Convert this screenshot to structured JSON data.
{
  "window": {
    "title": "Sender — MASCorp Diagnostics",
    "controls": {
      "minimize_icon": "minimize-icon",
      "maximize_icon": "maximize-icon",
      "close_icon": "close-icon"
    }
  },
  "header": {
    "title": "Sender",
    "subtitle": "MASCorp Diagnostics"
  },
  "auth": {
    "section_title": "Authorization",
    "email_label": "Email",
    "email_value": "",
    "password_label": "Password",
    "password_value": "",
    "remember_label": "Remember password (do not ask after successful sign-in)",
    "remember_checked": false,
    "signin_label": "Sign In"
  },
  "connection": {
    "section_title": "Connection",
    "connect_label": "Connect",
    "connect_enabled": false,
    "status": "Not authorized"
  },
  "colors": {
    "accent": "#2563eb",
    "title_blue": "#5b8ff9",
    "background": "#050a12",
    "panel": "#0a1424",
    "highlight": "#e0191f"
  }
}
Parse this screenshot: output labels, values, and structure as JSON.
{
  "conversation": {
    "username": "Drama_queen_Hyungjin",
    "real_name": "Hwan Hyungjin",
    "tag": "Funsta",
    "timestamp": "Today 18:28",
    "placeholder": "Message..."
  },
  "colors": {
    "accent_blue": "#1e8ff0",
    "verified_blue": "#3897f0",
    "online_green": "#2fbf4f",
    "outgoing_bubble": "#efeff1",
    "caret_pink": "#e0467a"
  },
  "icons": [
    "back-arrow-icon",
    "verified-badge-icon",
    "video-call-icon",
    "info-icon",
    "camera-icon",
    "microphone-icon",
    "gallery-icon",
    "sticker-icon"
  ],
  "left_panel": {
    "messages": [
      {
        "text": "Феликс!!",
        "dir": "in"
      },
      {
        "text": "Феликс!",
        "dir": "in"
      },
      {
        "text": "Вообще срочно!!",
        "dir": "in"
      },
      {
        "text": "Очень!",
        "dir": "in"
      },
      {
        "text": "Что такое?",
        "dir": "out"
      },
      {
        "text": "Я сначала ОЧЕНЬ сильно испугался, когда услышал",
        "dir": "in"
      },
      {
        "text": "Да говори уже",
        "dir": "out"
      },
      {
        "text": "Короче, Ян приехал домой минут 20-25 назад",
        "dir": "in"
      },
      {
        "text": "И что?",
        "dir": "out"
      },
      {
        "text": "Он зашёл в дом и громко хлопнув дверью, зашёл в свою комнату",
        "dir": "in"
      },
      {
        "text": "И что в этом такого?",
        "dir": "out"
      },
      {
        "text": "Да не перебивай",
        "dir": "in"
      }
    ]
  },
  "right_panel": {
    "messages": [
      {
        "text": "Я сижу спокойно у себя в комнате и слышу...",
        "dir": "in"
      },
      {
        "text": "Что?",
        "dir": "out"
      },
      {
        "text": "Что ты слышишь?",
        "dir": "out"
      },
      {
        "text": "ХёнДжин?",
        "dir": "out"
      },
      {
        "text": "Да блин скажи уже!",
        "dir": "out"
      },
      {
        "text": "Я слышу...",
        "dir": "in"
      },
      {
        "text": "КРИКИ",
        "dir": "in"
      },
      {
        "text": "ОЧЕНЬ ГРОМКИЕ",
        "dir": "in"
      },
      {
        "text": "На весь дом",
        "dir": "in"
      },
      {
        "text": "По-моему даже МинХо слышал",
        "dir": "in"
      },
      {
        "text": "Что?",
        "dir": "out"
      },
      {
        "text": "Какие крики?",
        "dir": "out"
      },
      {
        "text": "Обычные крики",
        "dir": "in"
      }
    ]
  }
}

Given instruction: Make an exact copy of the data above.

Solution for this task:
Convert this screenshot to structured JSON data.
{
  "window": {
    "title": "Sender — MASCorp Diagnostics",
    "controls": {
      "minimize_icon": "minimize-icon",
      "maximize_icon": "maximize-icon",
      "close_icon": "close-icon"
    }
  },
  "header": {
    "title": "Sender",
    "subtitle": "MASCorp Diagnostics"
  },
  "auth": {
    "section_title": "Authorization",
    "email_label": "Email",
    "email_value": "",
    "password_label": "Password",
    "password_value": "",
    "remember_label": "Remember password (do not ask after successful sign-in)",
    "remember_checked": false,
    "signin_label": "Sign In"
  },
  "connection": {
    "section_title": "Connection",
    "connect_label": "Connect",
    "connect_enabled": false,
    "status": "Not authorized"
  },
  "colors": {
    "accent": "#2563eb",
    "title_blue": "#5b8ff9",
    "background": "#050a12",
    "panel": "#0a1424",
    "highlight": "#e0191f"
  }
}
Parse this screenshot: output labels, values, and structure as JSON.
{
  "conversation": {
    "username": "Drama_queen_Hyungjin",
    "real_name": "Hwan Hyungjin",
    "tag": "Funsta",
    "timestamp": "Today 18:28",
    "placeholder": "Message..."
  },
  "colors": {
    "accent_blue": "#1e8ff0",
    "verified_blue": "#3897f0",
    "online_green": "#2fbf4f",
    "outgoing_bubble": "#efeff1",
    "caret_pink": "#e0467a"
  },
  "icons": [
    "back-arrow-icon",
    "verified-badge-icon",
    "video-call-icon",
    "info-icon",
    "camera-icon",
    "microphone-icon",
    "gallery-icon",
    "sticker-icon"
  ],
  "left_panel": {
    "messages": [
      {
        "text": "Феликс!!",
        "dir": "in"
      },
      {
        "text": "Феликс!",
        "dir": "in"
      },
      {
        "text": "Вообще срочно!!",
        "dir": "in"
      },
      {
        "text": "Очень!",
        "dir": "in"
      },
      {
        "text": "Что такое?",
        "dir": "out"
      },
      {
        "text": "Я сначала ОЧЕНЬ сильно испугался, когда услышал",
        "dir": "in"
      },
      {
        "text": "Да говори уже",
        "dir": "out"
      },
      {
        "text": "Короче, Ян приехал домой минут 20-25 назад",
        "dir": "in"
      },
      {
        "text": "И что?",
        "dir": "out"
      },
      {
        "text": "Он зашёл в дом и громко хлопнув дверью, зашёл в свою комнату",
        "dir": "in"
      },
      {
        "text": "И что в этом такого?",
        "dir": "out"
      },
      {
        "text": "Да не перебивай",
        "dir": "in"
      }
    ]
  },
  "right_panel": {
    "messages": [
      {
        "text": "Я сижу спокойно у себя в комнате и слышу...",
        "dir": "in"
      },
      {
        "text": "Что?",
        "dir": "out"
      },
      {
        "text": "Что ты слышишь?",
        "dir": "out"
      },
      {
        "text": "ХёнДжин?",
        "dir": "out"
      },
      {
        "text": "Да блин скажи уже!",
        "dir": "out"
      },
      {
        "text": "Я слышу...",
        "dir": "in"
      },
      {
        "text": "КРИКИ",
        "dir": "in"
      },
      {
        "text": "ОЧЕНЬ ГРОМКИЕ",
        "dir": "in"
      },
      {
        "text": "На весь дом",
        "dir": "in"
      },
      {
        "text": "По-моему даже МинХо слышал",
        "dir": "in"
      },
      {
        "text": "Что?",
        "dir": "out"
      },
      {
        "text": "Какие крики?",
        "dir": "out"
      },
      {
        "text": "Обычные крики",
        "dir": "in"
      }
    ]
  }
}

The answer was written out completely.